§ **Figure content listings**
###

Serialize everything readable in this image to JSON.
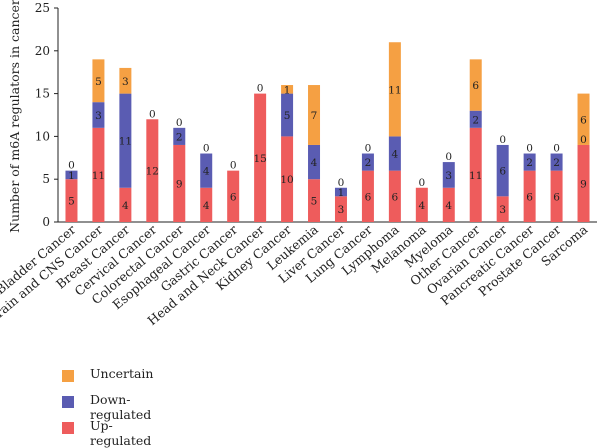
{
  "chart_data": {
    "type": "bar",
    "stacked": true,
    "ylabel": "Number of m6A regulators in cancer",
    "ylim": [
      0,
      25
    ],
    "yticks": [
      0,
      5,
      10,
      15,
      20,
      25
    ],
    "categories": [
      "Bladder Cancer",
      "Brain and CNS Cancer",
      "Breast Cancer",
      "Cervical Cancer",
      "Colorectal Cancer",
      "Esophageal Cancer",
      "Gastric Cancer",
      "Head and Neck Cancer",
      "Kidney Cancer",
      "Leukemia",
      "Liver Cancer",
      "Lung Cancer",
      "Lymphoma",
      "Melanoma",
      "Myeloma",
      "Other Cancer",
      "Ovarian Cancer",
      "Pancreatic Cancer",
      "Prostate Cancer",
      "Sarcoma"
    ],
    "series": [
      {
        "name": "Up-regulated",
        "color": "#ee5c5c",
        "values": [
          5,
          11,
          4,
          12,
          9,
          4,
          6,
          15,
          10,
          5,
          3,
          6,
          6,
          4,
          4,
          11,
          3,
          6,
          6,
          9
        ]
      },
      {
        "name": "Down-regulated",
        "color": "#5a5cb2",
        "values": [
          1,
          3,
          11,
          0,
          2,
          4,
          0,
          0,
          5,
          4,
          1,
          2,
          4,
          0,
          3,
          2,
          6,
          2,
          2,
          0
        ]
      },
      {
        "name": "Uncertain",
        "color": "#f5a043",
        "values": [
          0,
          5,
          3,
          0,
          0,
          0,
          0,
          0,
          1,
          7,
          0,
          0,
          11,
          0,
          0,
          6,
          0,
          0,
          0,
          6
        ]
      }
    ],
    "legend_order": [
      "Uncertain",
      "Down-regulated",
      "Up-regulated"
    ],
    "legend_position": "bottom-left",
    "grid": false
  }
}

###

Pick out the lines containing the string "name" and show them.

        "name": "Up-regulated",
        "name": "Down-regulated",
        "name": "Uncertain",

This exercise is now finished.